→ Texte à lire
-=-=-=-=-

• Clichés marseillais #23

    Clichés marseillais #23

    Libérations

    Clichés marseillais #23Il se dit à Marseille qu’il y a les enfants nés à Bouchard et les autres. Ceux bien nés, ceux des quartiers Sud, ceux dont les parents parlent avec l’accent de Saint-Giniez ou de Rodocanacchi, en avançant les lèvres en cul-de-poule, sortent de la Clinique Bouchard.
    Je suis né à Bouchard car ma mère, sage-femme de son état, connaissait du monde là-bas.
    Mais au fond, et très banalement, ma naissance est une affaire de libérations. Il y a bien sûr la période. Pensez, huit années se sont passées depuis la Libération, la grande, la majuscule, celle qui a changé les couleurs des tanks dans les rues et des drapeaux aux façades des bâtiments publics. Huit ans, c’est pas énorme, surtout vu de là où j’en suis et ce sont huit années de paix ; ça passe plus vite, la paix, on fait moins attention, on s’habitue, on croit que c’est pour toujours. Les cinq années de guerre qui avaient précédé, elles avaient compté doubles, peut-être triples, même. Alors huit ans, fatalement, c’est peu de chose. Surtout quand vous devez toujours compter les tickets de rationnement pour le pain ou le café et que vous manquez d’à peu près tout. Les chewing-gums et le chocolat, ça n’avait duré qu’un temps. Un peu comme les casquettes et les porte-clés distribués au passage de la caravane du Tour de France. On est super content, on a eu des cadeaux et après quelques jours la casquette a perdu ses couleurs sous la première pluie et le porte-clés s’est cassé à la deuxième ouverture. Après les embrassades au son du jazz étaient venues les femmes tondues sous les sarcasmes des nouveaux résistants. Libération quand même.

-=-=-=-=-

→ Données extraites

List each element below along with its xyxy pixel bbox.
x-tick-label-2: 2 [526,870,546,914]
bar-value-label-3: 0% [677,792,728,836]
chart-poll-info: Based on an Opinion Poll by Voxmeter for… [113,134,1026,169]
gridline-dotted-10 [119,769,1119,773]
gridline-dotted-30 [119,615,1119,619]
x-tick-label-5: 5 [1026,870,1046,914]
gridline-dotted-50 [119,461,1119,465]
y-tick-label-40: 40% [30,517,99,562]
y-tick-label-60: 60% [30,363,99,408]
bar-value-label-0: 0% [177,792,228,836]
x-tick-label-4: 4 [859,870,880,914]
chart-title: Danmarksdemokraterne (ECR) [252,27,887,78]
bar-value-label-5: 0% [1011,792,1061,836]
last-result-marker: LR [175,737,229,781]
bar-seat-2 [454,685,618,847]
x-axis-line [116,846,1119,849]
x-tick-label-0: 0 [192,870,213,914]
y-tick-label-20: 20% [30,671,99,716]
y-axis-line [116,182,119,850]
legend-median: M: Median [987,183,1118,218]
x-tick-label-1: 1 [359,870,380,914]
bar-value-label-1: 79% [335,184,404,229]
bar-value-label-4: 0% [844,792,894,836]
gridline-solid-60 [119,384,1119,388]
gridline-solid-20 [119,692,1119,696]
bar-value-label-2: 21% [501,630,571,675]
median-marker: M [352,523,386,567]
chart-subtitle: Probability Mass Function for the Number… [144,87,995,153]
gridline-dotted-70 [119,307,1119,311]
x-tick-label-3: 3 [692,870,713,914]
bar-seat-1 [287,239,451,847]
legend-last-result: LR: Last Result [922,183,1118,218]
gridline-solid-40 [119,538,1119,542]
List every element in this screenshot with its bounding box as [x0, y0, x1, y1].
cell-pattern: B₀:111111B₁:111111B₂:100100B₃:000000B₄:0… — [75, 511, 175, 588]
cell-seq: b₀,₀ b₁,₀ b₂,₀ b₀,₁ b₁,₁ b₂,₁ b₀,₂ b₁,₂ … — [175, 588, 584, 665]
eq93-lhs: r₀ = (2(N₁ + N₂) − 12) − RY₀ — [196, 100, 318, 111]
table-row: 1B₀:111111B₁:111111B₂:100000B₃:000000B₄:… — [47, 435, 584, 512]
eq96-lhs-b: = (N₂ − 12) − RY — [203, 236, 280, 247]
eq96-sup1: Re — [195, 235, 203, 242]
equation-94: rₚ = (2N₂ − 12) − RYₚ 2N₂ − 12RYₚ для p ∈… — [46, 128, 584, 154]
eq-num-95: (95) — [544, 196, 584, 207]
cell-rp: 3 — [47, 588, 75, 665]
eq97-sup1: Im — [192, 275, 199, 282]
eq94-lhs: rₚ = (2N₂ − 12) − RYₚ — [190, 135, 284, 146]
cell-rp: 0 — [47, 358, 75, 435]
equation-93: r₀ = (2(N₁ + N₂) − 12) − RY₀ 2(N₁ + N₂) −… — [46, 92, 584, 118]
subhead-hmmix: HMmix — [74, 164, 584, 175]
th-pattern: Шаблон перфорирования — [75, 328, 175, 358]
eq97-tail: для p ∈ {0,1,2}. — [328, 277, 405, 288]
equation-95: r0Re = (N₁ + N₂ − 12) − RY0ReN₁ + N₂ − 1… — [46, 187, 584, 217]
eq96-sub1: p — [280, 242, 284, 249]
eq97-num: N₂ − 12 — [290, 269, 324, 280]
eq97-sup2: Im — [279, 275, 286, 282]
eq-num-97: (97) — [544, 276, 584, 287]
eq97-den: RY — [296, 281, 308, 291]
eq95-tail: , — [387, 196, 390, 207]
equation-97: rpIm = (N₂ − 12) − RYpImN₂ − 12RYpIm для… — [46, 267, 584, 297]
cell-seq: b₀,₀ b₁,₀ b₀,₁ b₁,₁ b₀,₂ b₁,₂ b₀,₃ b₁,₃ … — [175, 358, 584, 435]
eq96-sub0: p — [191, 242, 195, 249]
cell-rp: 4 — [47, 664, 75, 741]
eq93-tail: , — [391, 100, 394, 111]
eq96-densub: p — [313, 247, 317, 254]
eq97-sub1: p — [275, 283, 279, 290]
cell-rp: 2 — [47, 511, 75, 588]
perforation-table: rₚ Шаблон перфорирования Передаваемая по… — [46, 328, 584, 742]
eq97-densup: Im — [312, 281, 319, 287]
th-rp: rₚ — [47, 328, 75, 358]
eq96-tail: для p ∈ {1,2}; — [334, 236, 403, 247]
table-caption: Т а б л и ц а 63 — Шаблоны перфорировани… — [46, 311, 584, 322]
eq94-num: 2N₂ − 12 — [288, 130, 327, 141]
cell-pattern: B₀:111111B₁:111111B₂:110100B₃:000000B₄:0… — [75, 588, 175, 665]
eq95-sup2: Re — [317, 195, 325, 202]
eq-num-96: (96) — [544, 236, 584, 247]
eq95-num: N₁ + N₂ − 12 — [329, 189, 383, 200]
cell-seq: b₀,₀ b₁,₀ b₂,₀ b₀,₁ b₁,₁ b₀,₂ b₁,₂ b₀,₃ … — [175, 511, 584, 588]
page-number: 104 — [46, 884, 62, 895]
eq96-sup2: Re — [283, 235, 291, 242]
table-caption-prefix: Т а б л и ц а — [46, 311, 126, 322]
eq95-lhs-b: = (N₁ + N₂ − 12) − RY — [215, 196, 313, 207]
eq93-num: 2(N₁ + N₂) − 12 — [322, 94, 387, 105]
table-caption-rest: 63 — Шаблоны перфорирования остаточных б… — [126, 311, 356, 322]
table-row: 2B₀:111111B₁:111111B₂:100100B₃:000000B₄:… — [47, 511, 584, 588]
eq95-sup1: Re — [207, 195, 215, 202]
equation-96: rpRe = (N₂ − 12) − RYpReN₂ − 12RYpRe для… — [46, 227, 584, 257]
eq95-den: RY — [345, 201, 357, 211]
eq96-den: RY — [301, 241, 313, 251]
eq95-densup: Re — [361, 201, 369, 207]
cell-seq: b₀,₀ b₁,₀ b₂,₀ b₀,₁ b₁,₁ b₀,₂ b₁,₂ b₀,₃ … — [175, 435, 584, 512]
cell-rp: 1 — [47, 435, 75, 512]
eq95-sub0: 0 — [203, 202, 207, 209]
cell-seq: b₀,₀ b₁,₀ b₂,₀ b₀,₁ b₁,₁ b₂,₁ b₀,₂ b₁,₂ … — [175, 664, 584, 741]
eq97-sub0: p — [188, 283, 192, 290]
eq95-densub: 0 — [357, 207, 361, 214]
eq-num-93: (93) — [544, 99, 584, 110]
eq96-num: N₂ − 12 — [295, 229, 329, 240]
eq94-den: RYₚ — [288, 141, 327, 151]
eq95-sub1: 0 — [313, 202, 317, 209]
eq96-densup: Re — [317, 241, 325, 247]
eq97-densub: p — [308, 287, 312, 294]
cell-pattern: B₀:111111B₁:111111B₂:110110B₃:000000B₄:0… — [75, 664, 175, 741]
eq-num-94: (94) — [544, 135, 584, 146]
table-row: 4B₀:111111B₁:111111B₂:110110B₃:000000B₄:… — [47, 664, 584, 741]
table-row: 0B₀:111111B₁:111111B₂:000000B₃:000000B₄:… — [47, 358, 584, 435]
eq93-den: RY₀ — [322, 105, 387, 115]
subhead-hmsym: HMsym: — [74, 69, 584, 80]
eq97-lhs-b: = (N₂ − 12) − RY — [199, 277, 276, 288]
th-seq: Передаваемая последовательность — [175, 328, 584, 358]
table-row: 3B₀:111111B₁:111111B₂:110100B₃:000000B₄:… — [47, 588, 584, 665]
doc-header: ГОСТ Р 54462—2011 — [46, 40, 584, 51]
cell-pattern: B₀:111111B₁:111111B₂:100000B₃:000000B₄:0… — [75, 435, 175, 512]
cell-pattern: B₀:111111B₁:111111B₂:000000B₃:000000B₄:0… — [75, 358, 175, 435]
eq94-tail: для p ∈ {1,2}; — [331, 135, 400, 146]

-=-=-=-=-

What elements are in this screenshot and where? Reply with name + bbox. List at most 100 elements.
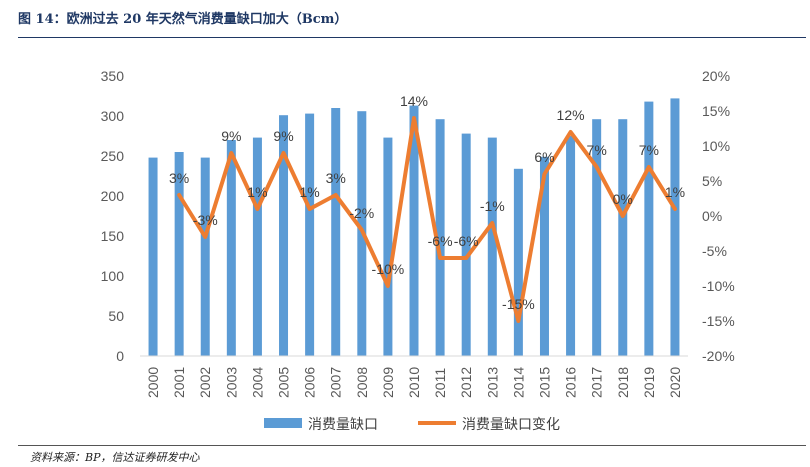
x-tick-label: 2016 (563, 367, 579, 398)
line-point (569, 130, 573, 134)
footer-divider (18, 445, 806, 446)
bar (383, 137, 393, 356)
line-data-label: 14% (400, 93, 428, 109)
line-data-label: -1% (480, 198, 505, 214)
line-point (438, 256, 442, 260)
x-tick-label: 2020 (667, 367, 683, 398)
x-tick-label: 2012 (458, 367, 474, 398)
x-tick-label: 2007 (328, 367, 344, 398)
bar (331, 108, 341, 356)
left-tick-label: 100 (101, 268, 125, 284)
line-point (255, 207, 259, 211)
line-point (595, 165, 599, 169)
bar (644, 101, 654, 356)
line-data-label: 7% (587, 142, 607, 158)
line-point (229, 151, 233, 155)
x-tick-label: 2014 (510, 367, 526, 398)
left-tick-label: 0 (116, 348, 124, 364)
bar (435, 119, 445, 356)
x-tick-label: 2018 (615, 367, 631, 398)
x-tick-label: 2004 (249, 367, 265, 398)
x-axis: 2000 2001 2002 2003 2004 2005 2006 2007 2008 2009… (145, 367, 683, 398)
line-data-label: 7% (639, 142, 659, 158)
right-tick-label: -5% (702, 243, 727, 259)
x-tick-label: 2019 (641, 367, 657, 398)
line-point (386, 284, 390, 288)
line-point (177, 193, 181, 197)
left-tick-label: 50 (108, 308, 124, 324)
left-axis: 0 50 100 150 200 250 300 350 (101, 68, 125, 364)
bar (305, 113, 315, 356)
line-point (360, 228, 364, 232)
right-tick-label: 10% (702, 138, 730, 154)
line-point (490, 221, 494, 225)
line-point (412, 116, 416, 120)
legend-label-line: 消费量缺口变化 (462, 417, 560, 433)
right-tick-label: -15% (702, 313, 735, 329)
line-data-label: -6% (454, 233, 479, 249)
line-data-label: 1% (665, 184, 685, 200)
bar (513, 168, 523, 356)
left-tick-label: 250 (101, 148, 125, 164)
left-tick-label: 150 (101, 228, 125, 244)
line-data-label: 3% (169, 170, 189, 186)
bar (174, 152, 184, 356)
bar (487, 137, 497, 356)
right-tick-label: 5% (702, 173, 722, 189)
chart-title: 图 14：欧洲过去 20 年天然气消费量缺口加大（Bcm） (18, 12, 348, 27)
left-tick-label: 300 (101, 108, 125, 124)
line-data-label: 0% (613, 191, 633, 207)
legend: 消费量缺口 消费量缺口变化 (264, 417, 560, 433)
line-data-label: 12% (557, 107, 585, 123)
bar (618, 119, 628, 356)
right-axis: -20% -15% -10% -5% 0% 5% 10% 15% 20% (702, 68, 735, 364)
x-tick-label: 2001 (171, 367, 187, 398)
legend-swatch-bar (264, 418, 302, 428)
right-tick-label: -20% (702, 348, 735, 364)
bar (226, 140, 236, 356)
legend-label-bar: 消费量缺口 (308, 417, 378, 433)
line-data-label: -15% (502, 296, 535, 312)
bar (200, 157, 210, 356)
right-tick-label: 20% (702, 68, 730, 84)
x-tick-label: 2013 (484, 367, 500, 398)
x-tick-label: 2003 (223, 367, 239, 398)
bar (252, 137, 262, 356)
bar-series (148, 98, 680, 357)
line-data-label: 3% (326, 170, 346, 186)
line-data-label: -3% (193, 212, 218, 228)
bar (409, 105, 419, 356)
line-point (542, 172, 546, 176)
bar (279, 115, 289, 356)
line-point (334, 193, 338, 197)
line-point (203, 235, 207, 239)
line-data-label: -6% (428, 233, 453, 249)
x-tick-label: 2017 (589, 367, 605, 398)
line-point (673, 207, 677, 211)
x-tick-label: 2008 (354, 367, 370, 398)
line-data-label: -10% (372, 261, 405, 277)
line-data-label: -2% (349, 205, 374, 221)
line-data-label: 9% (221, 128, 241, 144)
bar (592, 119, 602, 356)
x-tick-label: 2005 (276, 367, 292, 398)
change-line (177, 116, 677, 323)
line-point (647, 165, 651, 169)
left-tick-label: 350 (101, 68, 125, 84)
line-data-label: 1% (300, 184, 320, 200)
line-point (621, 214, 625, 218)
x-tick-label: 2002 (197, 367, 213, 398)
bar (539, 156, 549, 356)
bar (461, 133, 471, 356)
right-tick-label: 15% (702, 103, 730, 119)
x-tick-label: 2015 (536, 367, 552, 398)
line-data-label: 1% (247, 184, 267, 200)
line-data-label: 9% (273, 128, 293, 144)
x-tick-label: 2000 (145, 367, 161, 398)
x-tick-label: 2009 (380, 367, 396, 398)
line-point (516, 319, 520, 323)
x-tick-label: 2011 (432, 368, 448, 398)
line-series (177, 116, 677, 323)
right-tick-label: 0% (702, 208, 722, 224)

-=-=-=-=-

→ Objectif énoncé
Dans le texte sur Marseille, reprenez tout le passage depuis « Clichés marseillais #23Il » jusqu'à « du monde là-bas. », en substituant « infirmière » à « sage-femme ». Ces données proviennent d'une autre source que le texte.

→ Problème résolu
Clichés marseillais #23Il se dit à Marseille qu’il y a les enfants nés à Bouchard et les autres. Ceux bien nés, ceux des quartiers Sud, ceux dont les parents parlent avec l’accent de Saint-Giniez ou de Rodocanacchi, en avançant les lèvres en cul-de-poule, sortent de la Clinique Bouchard.
    Je suis né à Bouchard car ma mère, infirmière de son état, connaissait du monde là-bas.